* Begin *

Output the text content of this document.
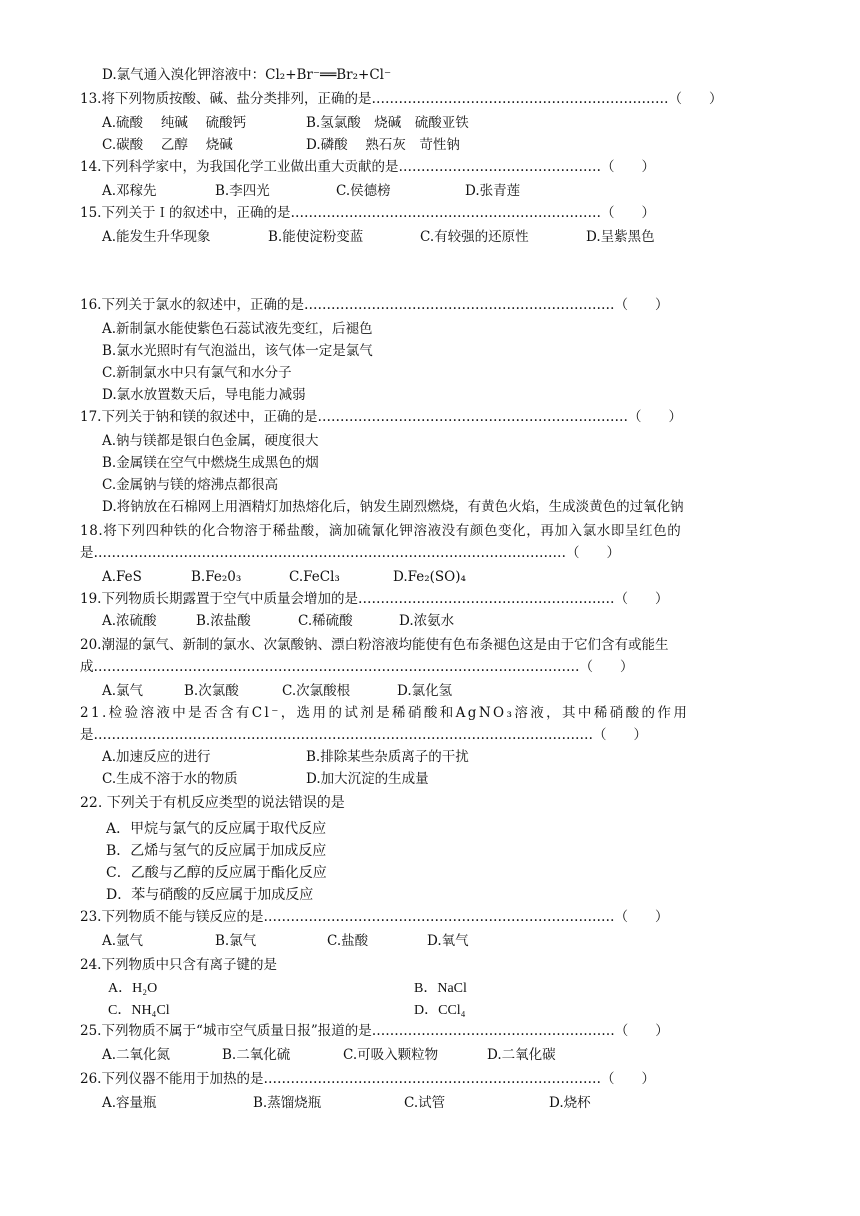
D.氯气通入溴化钾溶液中：Cl₂+Br⁻══Br₂+Cl⁻
13.将下列物质按酸、碱、盐分类排列，正确的是…………………………………………………………（　　）
A.硫酸　 纯碱　 硫酸钙	B.氢氯酸　烧碱　硫酸亚铁
C.碳酸　 乙醇　 烧碱	D.磷酸　 熟石灰　苛性钠
14.下列科学家中，为我国化学工业做出重大贡献的是………………………………………（　　）
A.邓稼先	B.李四光	C.侯德榜	D.张青莲
15.下列关于Ｉ的叙述中，正确的是……………………………………………………………（　　）
A.能发生升华现象	B.能使淀粉变蓝	C.有较强的还原性	D.呈紫黑色
16.下列关于氯水的叙述中，正确的是……………………………………………………………（　　）
A.新制氯水能使紫色石蕊试液先变红，后褪色
B.氯水光照时有气泡溢出，该气体一定是氯气
C.新制氯水中只有氯气和水分子
D.氯水放置数天后，导电能力减弱
17.下列关于钠和镁的叙述中，正确的是……………………………………………………………（　　）
A.钠与镁都是银白色金属，硬度很大
B.金属镁在空气中燃烧生成黑色的烟
C.金属钠与镁的熔沸点都很高
D.将钠放在石棉网上用酒精灯加热熔化后，钠发生剧烈燃烧，有黄色火焰，生成淡黄色的过氧化钠
18.将下列四种铁的化合物溶于稀盐酸，滴加硫氰化钾溶液没有颜色变化，再加入氯水即呈红色的
是……………………………………………………………………………………………（　　）
A.FeS	B.Fe₂0₃	C.FeCl₃	D.Fe₂(SO)₄
19.下列物质长期露置于空气中质量会增加的是…………………………………………………（　　）
A.浓硫酸	B.浓盐酸	C.稀硫酸	D.浓氨水
20.潮湿的氯气、新制的氯水、次氯酸钠、漂白粉溶液均能使有色布条褪色这是由于它们含有或能生
成………………………………………………………………………………………………（　　）
A.氯气	B.次氯酸	C.次氯酸根	D.氯化氢
21.检验溶液中是否含有Cl⁻，选用的试剂是稀硝酸和AgNO₃溶液，其中稀硝酸的作用
是…………………………………………………………………………………………………（　　）
A.加速反应的进行	B.排除某些杂质离子的干扰
C.生成不溶于水的物质	D.加大沉淀的生成量
22. 下列关于有机反应类型的说法错误的是
A．甲烷与氯气的反应属于取代反应
B．乙烯与氢气的反应属于加成反应
C．乙酸与乙醇的反应属于酯化反应
D．苯与硝酸的反应属于加成反应
23.下列物质不能与镁反应的是……………………………………………………………………（　　）
A.氩气	B.氯气	C.盐酸	D.氧气
24.下列物质中只含有离子键的是
A．H₂O	B．NaCl
C．NH₄Cl	D．CCl₄
25.下列物质不属于“城市空气质量日报”报道的是………………………………………………（　　）
A.二氧化氮	B.二氧化硫	C.可吸入颗粒物	D.二氧化碳
26.下列仪器不能用于加热的是…………………………………………………………………（　　）
A.容量瓶	B.蒸馏烧瓶	C.试管	D.烧杯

* End *

Stated exercise → Copy the listing in full and without alteration, omitting every picture.

Reply →
Output the text content of this document.
D.氯气通入溴化钾溶液中：Cl₂+Br⁻══Br₂+Cl⁻
13.将下列物质按酸、碱、盐分类排列，正确的是…………………………………………………………（　　）
A.硫酸　 纯碱　 硫酸钙	B.氢氯酸　烧碱　硫酸亚铁
C.碳酸　 乙醇　 烧碱	D.磷酸　 熟石灰　苛性钠
14.下列科学家中，为我国化学工业做出重大贡献的是………………………………………（　　）
A.邓稼先	B.李四光	C.侯德榜	D.张青莲
15.下列关于Ｉ的叙述中，正确的是……………………………………………………………（　　）
A.能发生升华现象	B.能使淀粉变蓝	C.有较强的还原性	D.呈紫黑色
16.下列关于氯水的叙述中，正确的是……………………………………………………………（　　）
A.新制氯水能使紫色石蕊试液先变红，后褪色
B.氯水光照时有气泡溢出，该气体一定是氯气
C.新制氯水中只有氯气和水分子
D.氯水放置数天后，导电能力减弱
17.下列关于钠和镁的叙述中，正确的是……………………………………………………………（　　）
A.钠与镁都是银白色金属，硬度很大
B.金属镁在空气中燃烧生成黑色的烟
C.金属钠与镁的熔沸点都很高
D.将钠放在石棉网上用酒精灯加热熔化后，钠发生剧烈燃烧，有黄色火焰，生成淡黄色的过氧化钠
18.将下列四种铁的化合物溶于稀盐酸，滴加硫氰化钾溶液没有颜色变化，再加入氯水即呈红色的
是……………………………………………………………………………………………（　　）
A.FeS	B.Fe₂0₃	C.FeCl₃	D.Fe₂(SO)₄
19.下列物质长期露置于空气中质量会增加的是…………………………………………………（　　）
A.浓硫酸	B.浓盐酸	C.稀硫酸	D.浓氨水
20.潮湿的氯气、新制的氯水、次氯酸钠、漂白粉溶液均能使有色布条褪色这是由于它们含有或能生
成………………………………………………………………………………………………（　　）
A.氯气	B.次氯酸	C.次氯酸根	D.氯化氢
21.检验溶液中是否含有Cl⁻，选用的试剂是稀硝酸和AgNO₃溶液，其中稀硝酸的作用
是…………………………………………………………………………………………………（　　）
A.加速反应的进行	B.排除某些杂质离子的干扰
C.生成不溶于水的物质	D.加大沉淀的生成量
22. 下列关于有机反应类型的说法错误的是
A．甲烷与氯气的反应属于取代反应
B．乙烯与氢气的反应属于加成反应
C．乙酸与乙醇的反应属于酯化反应
D．苯与硝酸的反应属于加成反应
23.下列物质不能与镁反应的是……………………………………………………………………（　　）
A.氩气	B.氯气	C.盐酸	D.氧气
24.下列物质中只含有离子键的是
A．H₂O	B．NaCl
C．NH₄Cl	D．CCl₄
25.下列物质不属于“城市空气质量日报”报道的是………………………………………………（　　）
A.二氧化氮	B.二氧化硫	C.可吸入颗粒物	D.二氧化碳
26.下列仪器不能用于加热的是…………………………………………………………………（　　）
A.容量瓶	B.蒸馏烧瓶	C.试管	D.烧杯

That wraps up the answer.